Instruction:
For each line that holds "Time", copy the line out.

Dataset records on visual material:
start

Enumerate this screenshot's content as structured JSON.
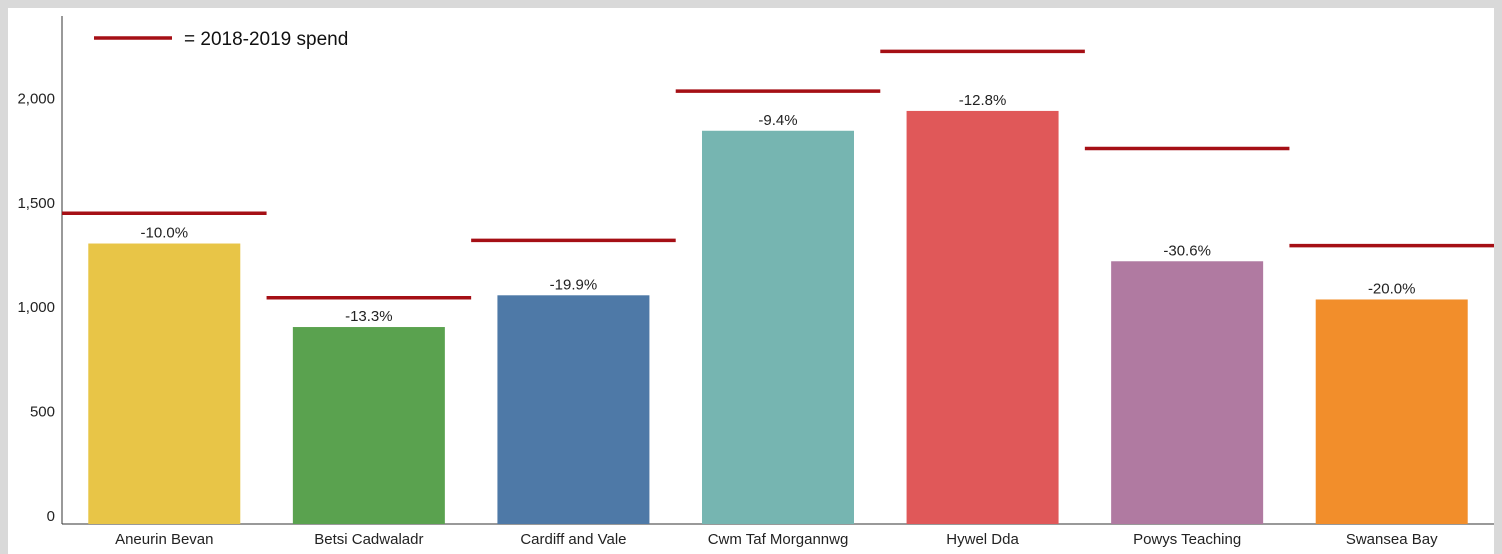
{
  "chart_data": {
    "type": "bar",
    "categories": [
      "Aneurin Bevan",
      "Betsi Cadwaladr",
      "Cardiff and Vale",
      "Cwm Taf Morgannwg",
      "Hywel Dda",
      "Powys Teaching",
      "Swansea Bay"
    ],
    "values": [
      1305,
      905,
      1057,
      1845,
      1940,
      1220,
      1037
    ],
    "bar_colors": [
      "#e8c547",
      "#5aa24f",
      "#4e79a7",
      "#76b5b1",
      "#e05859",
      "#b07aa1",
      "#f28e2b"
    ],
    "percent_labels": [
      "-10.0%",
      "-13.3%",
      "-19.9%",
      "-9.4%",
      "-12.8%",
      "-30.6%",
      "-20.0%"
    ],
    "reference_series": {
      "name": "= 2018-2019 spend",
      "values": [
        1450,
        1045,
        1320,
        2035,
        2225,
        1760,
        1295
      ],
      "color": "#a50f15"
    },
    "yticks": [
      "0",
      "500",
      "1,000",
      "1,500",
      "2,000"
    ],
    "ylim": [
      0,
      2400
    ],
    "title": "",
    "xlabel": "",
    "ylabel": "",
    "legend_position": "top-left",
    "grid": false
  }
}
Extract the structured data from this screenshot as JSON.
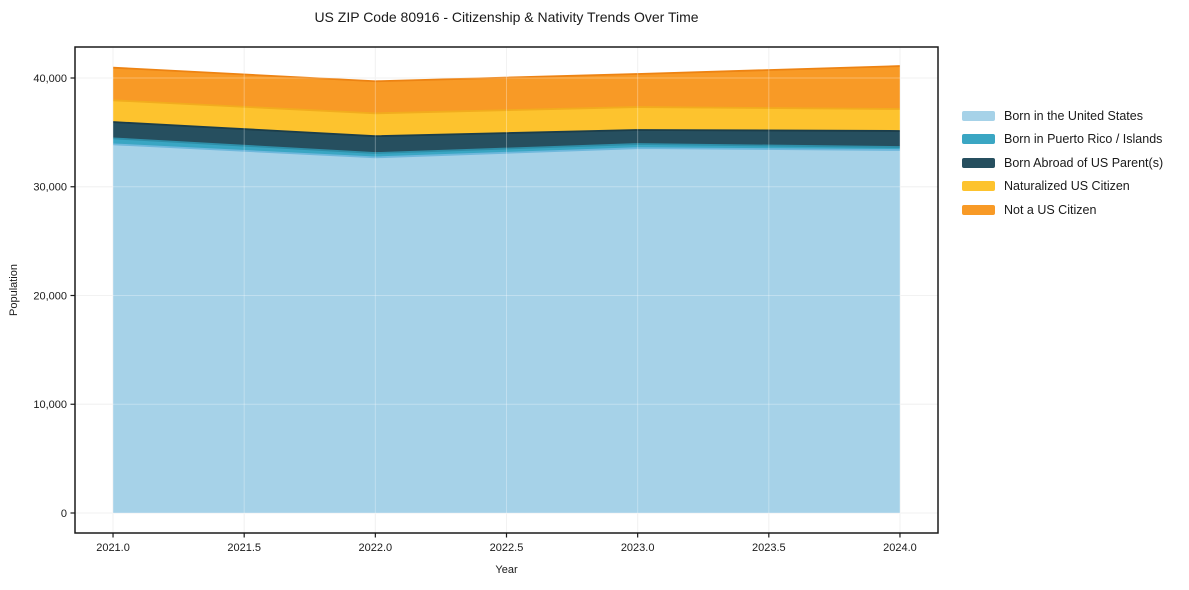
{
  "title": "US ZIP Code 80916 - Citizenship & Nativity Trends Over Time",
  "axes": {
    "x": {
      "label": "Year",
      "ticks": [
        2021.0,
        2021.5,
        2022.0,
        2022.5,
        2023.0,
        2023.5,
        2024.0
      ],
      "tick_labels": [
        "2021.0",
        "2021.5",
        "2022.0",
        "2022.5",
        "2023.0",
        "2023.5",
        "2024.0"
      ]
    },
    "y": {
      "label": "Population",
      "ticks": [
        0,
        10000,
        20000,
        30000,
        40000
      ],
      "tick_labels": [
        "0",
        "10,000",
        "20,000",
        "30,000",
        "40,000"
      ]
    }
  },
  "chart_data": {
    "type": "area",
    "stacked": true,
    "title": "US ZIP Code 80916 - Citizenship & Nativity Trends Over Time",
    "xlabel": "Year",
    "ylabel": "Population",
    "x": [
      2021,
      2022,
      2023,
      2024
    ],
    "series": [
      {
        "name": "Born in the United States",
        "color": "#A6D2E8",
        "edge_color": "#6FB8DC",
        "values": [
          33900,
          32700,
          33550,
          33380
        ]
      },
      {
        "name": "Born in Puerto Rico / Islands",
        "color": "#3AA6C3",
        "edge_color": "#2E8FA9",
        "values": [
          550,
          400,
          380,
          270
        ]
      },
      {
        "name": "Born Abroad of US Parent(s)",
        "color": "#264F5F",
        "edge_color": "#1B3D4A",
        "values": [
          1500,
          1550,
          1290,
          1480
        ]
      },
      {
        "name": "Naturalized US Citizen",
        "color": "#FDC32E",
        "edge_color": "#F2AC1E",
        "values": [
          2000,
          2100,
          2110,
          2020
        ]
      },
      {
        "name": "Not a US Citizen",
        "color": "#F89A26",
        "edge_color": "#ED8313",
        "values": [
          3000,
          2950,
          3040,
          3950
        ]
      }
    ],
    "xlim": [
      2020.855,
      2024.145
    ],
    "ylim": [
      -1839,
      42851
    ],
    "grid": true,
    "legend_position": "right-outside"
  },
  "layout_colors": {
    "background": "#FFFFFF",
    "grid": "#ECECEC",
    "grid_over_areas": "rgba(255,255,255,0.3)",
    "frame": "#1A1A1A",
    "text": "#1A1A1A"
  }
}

end

Task output:
  "title": "US ZIP Code 80916 - Citizenship & Nativity Trends Over Time",
    "title": "US ZIP Code 80916 - Citizenship & Nativity Trends Over Time",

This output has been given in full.